▶ Materials provided
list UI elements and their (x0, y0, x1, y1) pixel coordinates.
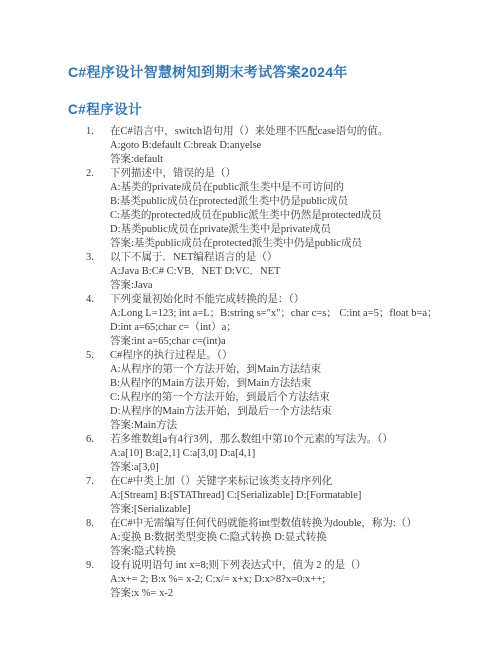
answer-line: 答案:[Serializable] (110, 503, 494, 517)
options-line: A:x+= 2; B:x %= x-2; C:x/= x+x; D:x>8?x=… (110, 573, 494, 587)
question-item: 7.在C#中类上加（）关键字来标记该类支持序列化A:[Stream] B:[ST… (68, 475, 494, 517)
question-text: 设有说明语句 int x=8;则下列表达式中，值为 2 的是（） (110, 559, 494, 573)
answer-line: 答案:default (110, 153, 494, 167)
options-line: A:变换 B:数据类型变换 C:隐式转换 D:显式转换 (110, 531, 494, 545)
question-item: 8.在C#中无需编写任何代码就能将int型数值转换为double，称为:（）A:… (68, 517, 494, 559)
section-heading: C#程序设计 (68, 98, 494, 118)
question-text: 以下不属于．NET编程语言的是（） (110, 251, 494, 265)
options-line: C:从程序的第一个方法开始，到最后个方法结束 (110, 391, 494, 405)
question-body: 下列变量初始化时不能完成转换的是：（）A:Long L=123; int a=L… (110, 293, 494, 349)
question-number: 7. (68, 475, 110, 517)
question-number: 9. (68, 559, 110, 601)
question-item: 4.下列变量初始化时不能完成转换的是：（）A:Long L=123; int a… (68, 293, 494, 349)
question-text: 在C#中无需编写任何代码就能将int型数值转换为double，称为:（） (110, 517, 494, 531)
options-line: C:基类的protected成员在public派生类中仍然是protected成… (110, 209, 494, 223)
options-line: B:基类public成员在protected派生类中仍是public成员 (110, 195, 494, 209)
question-text: 若多维数组a有4行3列，那么数组中第10个元素的写法为。（） (110, 433, 494, 447)
question-body: 设有说明语句 int x=8;则下列表达式中，值为 2 的是（）A:x+= 2;… (110, 559, 494, 601)
question-body: 下列描述中，错误的是（）A:基类的private成员在public派生类中是不可… (110, 167, 494, 251)
options-line: A:[Stream] B:[STAThread] C:[Serializable… (110, 489, 494, 503)
document-page: C#程序设计智慧树知到期末考试答案2024年 C#程序设计 1.在C#语言中，s… (0, 0, 500, 647)
question-body: 若多维数组a有4行3列，那么数组中第10个元素的写法为。（）A:a[10] B:… (110, 433, 494, 475)
answer-line: 答案:a[3,0] (110, 461, 494, 475)
question-number: 1. (68, 125, 110, 167)
options-line: D:从程序的Main方法开始，到最后一个方法结束 (110, 405, 494, 419)
question-text: 下列描述中，错误的是（） (110, 167, 494, 181)
answer-line: 答案:Main方法 (110, 419, 494, 433)
options-line: A:goto B:default C:break D:anyelse (110, 139, 494, 153)
question-item: 3.以下不属于．NET编程语言的是（）A:Java B:C# C:VB．NET … (68, 251, 494, 293)
question-item: 5.C#程序的执行过程是。（）A:从程序的第一个方法开始，到Main方法结束B:… (68, 349, 494, 433)
question-number: 3. (68, 251, 110, 293)
question-number: 4. (68, 293, 110, 349)
question-item: 2.下列描述中，错误的是（）A:基类的private成员在public派生类中是… (68, 167, 494, 251)
question-text: 在C#语言中，switch语句用（）来处理不匹配case语句的值。 (110, 125, 494, 139)
question-list: 1.在C#语言中，switch语句用（）来处理不匹配case语句的值。A:got… (68, 125, 494, 601)
options-line: A:从程序的第一个方法开始，到Main方法结束 (110, 363, 494, 377)
question-number: 5. (68, 349, 110, 433)
answer-line: 答案:Java (110, 279, 494, 293)
question-body: 在C#语言中，switch语句用（）来处理不匹配case语句的值。A:goto … (110, 125, 494, 167)
question-text: 下列变量初始化时不能完成转换的是：（） (110, 293, 494, 307)
options-line: A:a[10] B:a[2,1] C:a[3,0] D:a[4,1] (110, 447, 494, 461)
options-line: A:Long L=123; int a=L；B:string s="x"；cha… (110, 307, 494, 321)
question-number: 6. (68, 433, 110, 475)
question-text: C#程序的执行过程是。（） (110, 349, 494, 363)
options-line: A:Java B:C# C:VB．NET D:VC．NET (110, 265, 494, 279)
document-title: C#程序设计智慧树知到期末考试答案2024年 (68, 62, 494, 82)
question-body: 以下不属于．NET编程语言的是（）A:Java B:C# C:VB．NET D:… (110, 251, 494, 293)
question-body: C#程序的执行过程是。（）A:从程序的第一个方法开始，到Main方法结束B:从程… (110, 349, 494, 433)
question-number: 8. (68, 517, 110, 559)
options-line: B:从程序的Main方法开始，到Main方法结束 (110, 377, 494, 391)
options-line: A:基类的private成员在public派生类中是不可访问的 (110, 181, 494, 195)
options-line: D:int a=65;char c=（int）a； (110, 321, 494, 335)
question-body: 在C#中类上加（）关键字来标记该类支持序列化A:[Stream] B:[STAT… (110, 475, 494, 517)
question-item: 6.若多维数组a有4行3列，那么数组中第10个元素的写法为。（）A:a[10] … (68, 433, 494, 475)
answer-line: 答案:x %= x-2 (110, 587, 494, 601)
question-item: 1.在C#语言中，switch语句用（）来处理不匹配case语句的值。A:got… (68, 125, 494, 167)
options-line: D:基类public成员在private派生类中是private成员 (110, 223, 494, 237)
question-text: 在C#中类上加（）关键字来标记该类支持序列化 (110, 475, 494, 489)
answer-line: 答案:int a=65;char c=(int)a (110, 335, 494, 349)
question-body: 在C#中无需编写任何代码就能将int型数值转换为double，称为:（）A:变换… (110, 517, 494, 559)
answer-line: 答案:隐式转换 (110, 545, 494, 559)
answer-line: 答案:基类public成员在protected派生类中仍是public成员 (110, 237, 494, 251)
question-number: 2. (68, 167, 110, 251)
question-item: 9.设有说明语句 int x=8;则下列表达式中，值为 2 的是（）A:x+= … (68, 559, 494, 601)
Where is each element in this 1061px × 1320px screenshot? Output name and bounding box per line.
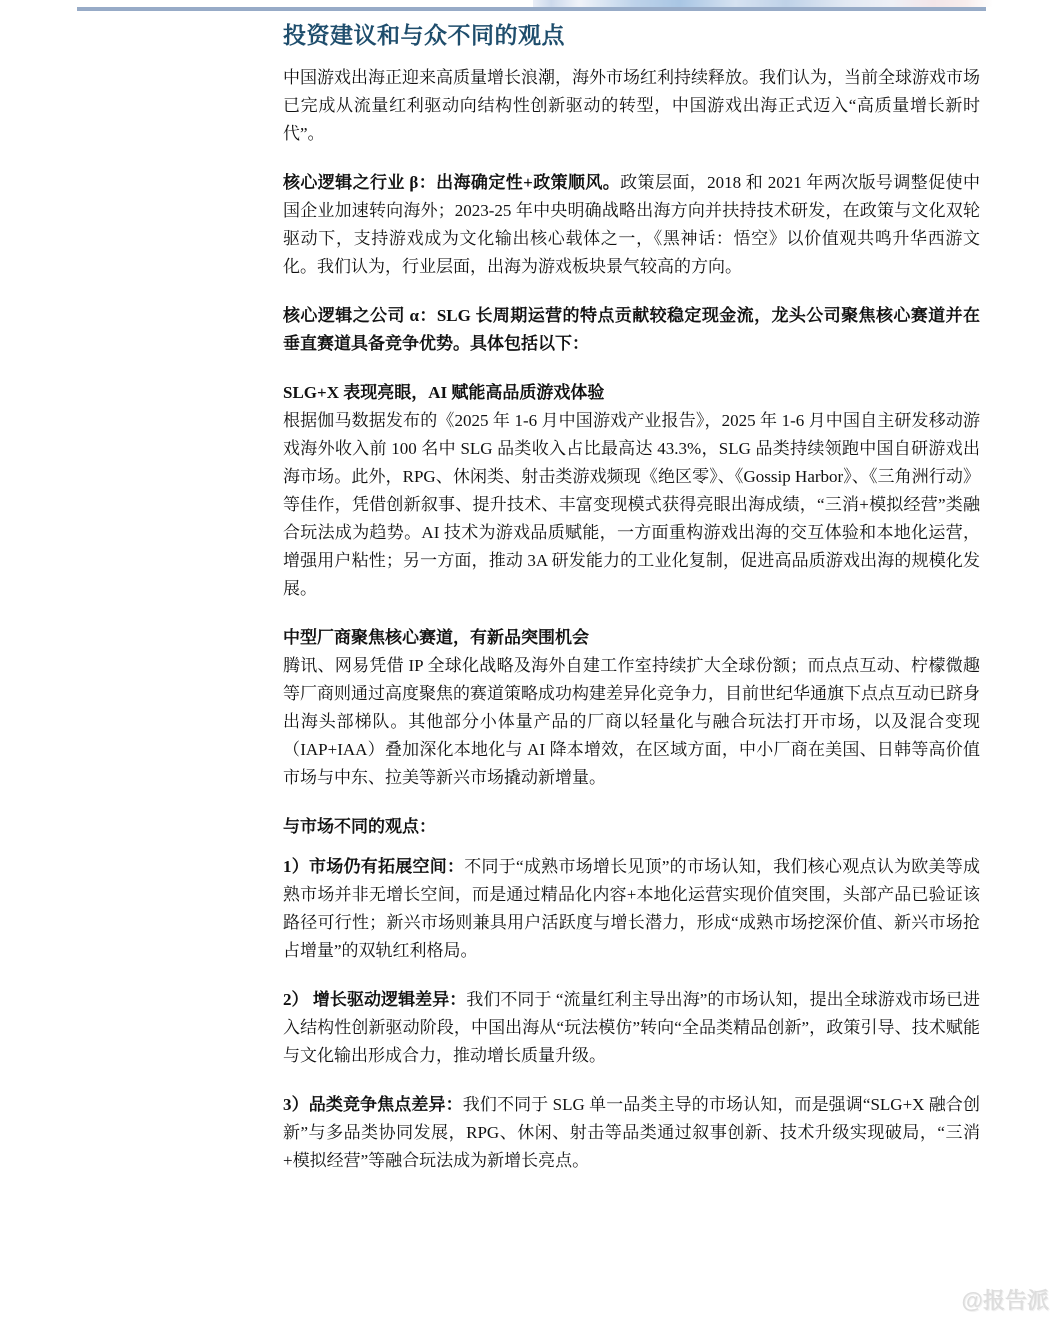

▶ Challenge
Copy out word for word the stretch of the records above, from the line containing "answer-line: 答案:[Serializable] (110, 503, 494, 517)" through the line containing "125, 494, 601)", including both of those lines.

▶ Completed task
answer-line: 答案:[Serializable] (110, 503, 494, 517)
options-line: A:x+= 2; B:x %= x-2; C:x/= x+x; D:x>8?x=… (110, 573, 494, 587)
question-item: 7.在C#中类上加（）关键字来标记该类支持序列化A:[Stream] B:[ST… (68, 475, 494, 517)
question-text: 设有说明语句 int x=8;则下列表达式中，值为 2 的是（） (110, 559, 494, 573)
answer-line: 答案:default (110, 153, 494, 167)
options-line: A:变换 B:数据类型变换 C:隐式转换 D:显式转换 (110, 531, 494, 545)
question-item: 8.在C#中无需编写任何代码就能将int型数值转换为double，称为:（）A:… (68, 517, 494, 559)
section-heading: C#程序设计 (68, 98, 494, 118)
question-text: 以下不属于．NET编程语言的是（） (110, 251, 494, 265)
options-line: C:从程序的第一个方法开始，到最后个方法结束 (110, 391, 494, 405)
question-body: 下列变量初始化时不能完成转换的是：（）A:Long L=123; int a=L… (110, 293, 494, 349)
question-number: 7. (68, 475, 110, 517)
question-number: 9. (68, 559, 110, 601)
question-item: 4.下列变量初始化时不能完成转换的是：（）A:Long L=123; int a… (68, 293, 494, 349)
question-text: 在C#中无需编写任何代码就能将int型数值转换为double，称为:（） (110, 517, 494, 531)
options-line: C:基类的protected成员在public派生类中仍然是protected成… (110, 209, 494, 223)
options-line: B:基类public成员在protected派生类中仍是public成员 (110, 195, 494, 209)
question-text: 若多维数组a有4行3列，那么数组中第10个元素的写法为。（） (110, 433, 494, 447)
question-body: 设有说明语句 int x=8;则下列表达式中，值为 2 的是（）A:x+= 2;… (110, 559, 494, 601)
question-body: 下列描述中，错误的是（）A:基类的private成员在public派生类中是不可… (110, 167, 494, 251)
options-line: A:[Stream] B:[STAThread] C:[Serializable… (110, 489, 494, 503)
document-page: C#程序设计智慧树知到期末考试答案2024年 C#程序设计 1.在C#语言中，s… (0, 0, 500, 647)
question-body: 若多维数组a有4行3列，那么数组中第10个元素的写法为。（）A:a[10] B:… (110, 433, 494, 475)
answer-line: 答案:a[3,0] (110, 461, 494, 475)
question-number: 1. (68, 125, 110, 167)
options-line: D:从程序的Main方法开始，到最后一个方法结束 (110, 405, 494, 419)
question-text: 下列描述中，错误的是（） (110, 167, 494, 181)
answer-line: 答案:Main方法 (110, 419, 494, 433)
options-line: A:goto B:default C:break D:anyelse (110, 139, 494, 153)
question-item: 3.以下不属于．NET编程语言的是（）A:Java B:C# C:VB．NET … (68, 251, 494, 293)
question-item: 5.C#程序的执行过程是。（）A:从程序的第一个方法开始，到Main方法结束B:… (68, 349, 494, 433)
question-number: 3. (68, 251, 110, 293)
question-number: 4. (68, 293, 110, 349)
question-item: 2.下列描述中，错误的是（）A:基类的private成员在public派生类中是… (68, 167, 494, 251)
question-text: 在C#语言中，switch语句用（）来处理不匹配case语句的值。 (110, 125, 494, 139)
question-list: 1.在C#语言中，switch语句用（）来处理不匹配case语句的值。A:got… (68, 125, 494, 601)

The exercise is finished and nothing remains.